>> Start PASSAGE

IPSec: odd tunnel behavior, and questions/suggestions…
-
So the good news:
the 2.1 box is up and running, doing it's basic work already, which is to route a public class-C net over an IPSec tunnel to a collocation provider who routes my net (because the local ISP isn't willing to do so).
Doesn't do much firewall stuff yet, because I need to bring things to where I want them to be step by step.
In any case, throughput is now about twice as fast as with the hacked-together solution I had with my now resting ZyWall unit. That's the good part.Now for the not-so-good:
-
For an IPSec tunnel where one endpoint is DHCP, and authentication is via PSK, it seems using a FQDN as indent string doesn't work. Since there is no pop-up for 'DNS name' (like on the Zywall) or "FQDN" (like on other boxes), I tried with "Distinguished Name", but that didn't work. Only after on both sides of the tunnel I switched to IP Address and of course changed the string to some IP address, did I get the tunnel up.
-
in phase 2, I can't select a NULL encryption method. I know this is likely not a common requirement, but in my case encryption of any sort is just wasted CPU cycles, since all that traffic goes out to the public internet anyway.
-
in the ZyWall and most other boxes I know of, one can set what kind of connection an IPSec tunnel is: manua, on-demand, nailed-up. I can't find anything like this in the settings. Is an IPSec tunnel always up? Is it automatically established at system boot time, or on demand with traffic? Does it stay up, or time out after a certain amount of inactivity? Couldn't find any setting that seems to imply anything like it would influence such behavior. Am I blind, or is this missing? If it's missing, what is the implied behavior?
And now the bad:
After staying up until the wee-hours to get this all working, I went to bed with an active tunnel, and a working connection to the public internet (all traffic to the outside work has to go through that tunnel, except the IPSec traffic that creates that tunnel, of course). When I got up, the tunnel was showing as active, but I couldn't connect to anywhere, i.e. the packets weren't flowing through the tunnel. No idea where they were going, but obviously nowhere.

>> End PASSAGE
>> Start MATERIAL PROVIDED

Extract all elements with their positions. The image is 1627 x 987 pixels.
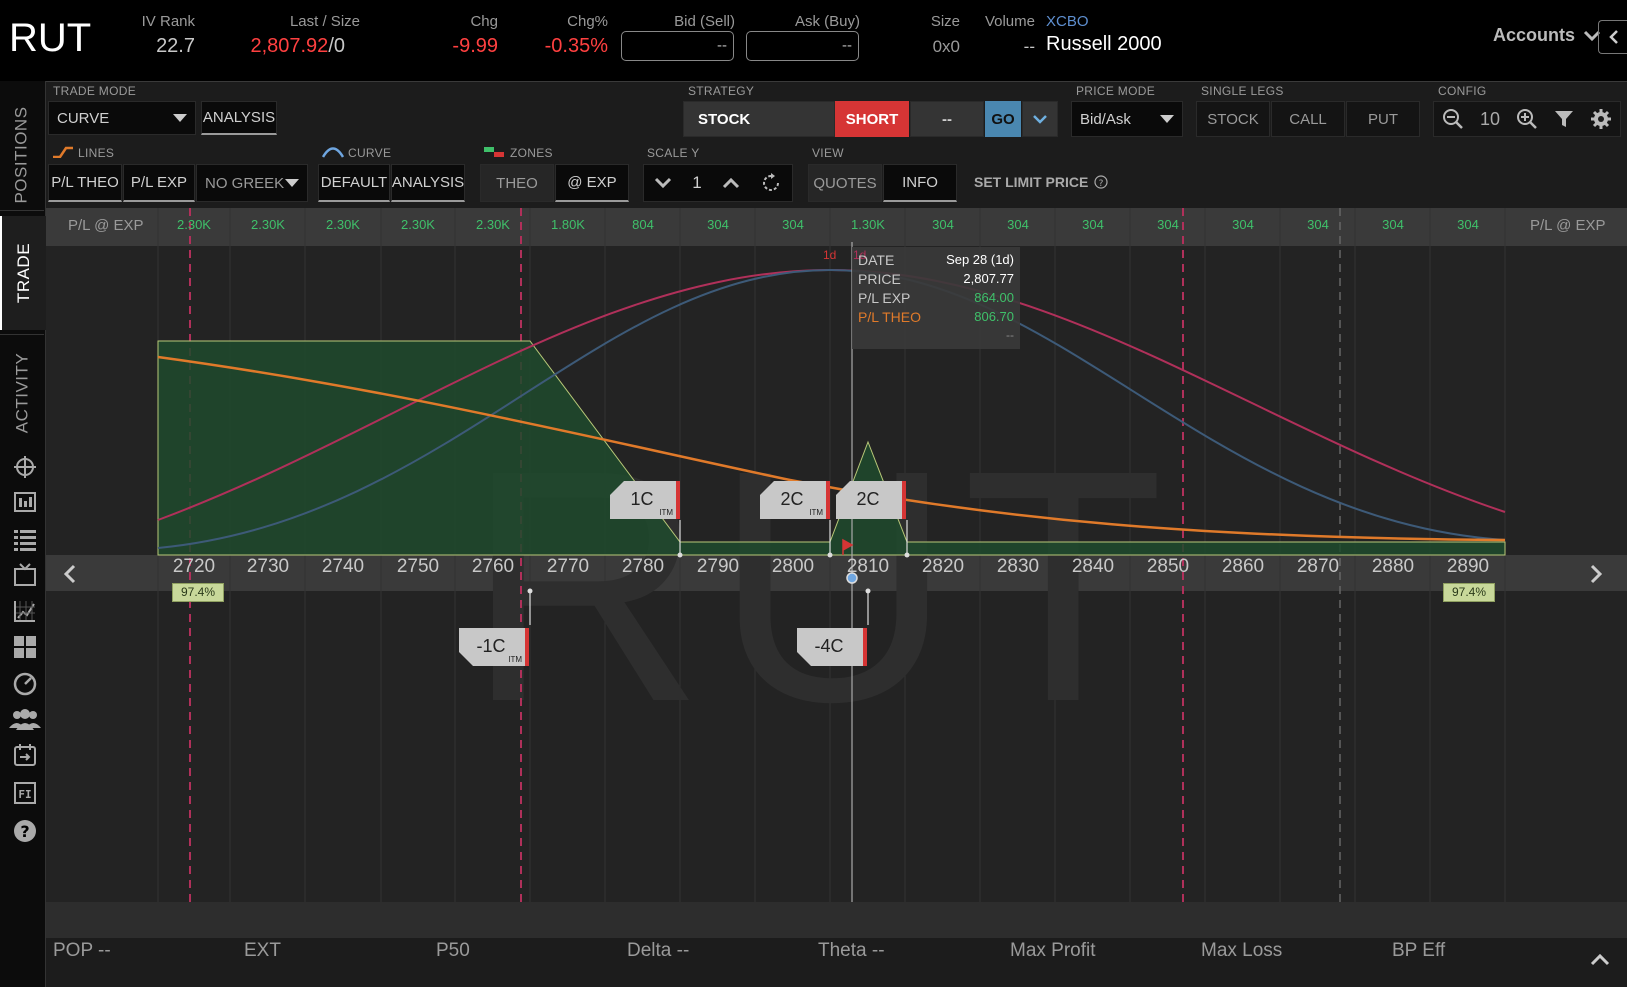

>> End MATERIAL PROVIDED

→ **SHORT PROBLEM 1**:
Answer these questions about the IPSec post:
(a) How does throughput now compare with the earlier ZyWall setup?
(b) What setting, used on both sides, finally brought the tunnel up?
(c) Which encryption method can't be selected in phase 2?
→ **SHORT PROBLEM 2**: Write out everything in the IPSec post from "IPSec: odd tunnel" down to "step by step.".

→ **WRITTEN REPLY 1**:
(a) Throughput is now about twice as fast.
(b) IP Address, with the string changed to an IP address.
(c) NULL encryption.

→ **WRITTEN REPLY 2**:
IPSec: odd tunnel behavior, and questions/suggestions…
-
So the good news:
the 2.1 box is up and running, doing it's basic work already, which is to route a public class-C net over an IPSec tunnel to a collocation provider who routes my net (because the local ISP isn't willing to do so).
Doesn't do much firewall stuff yet, because I need to bring things to where I want them to be step by step.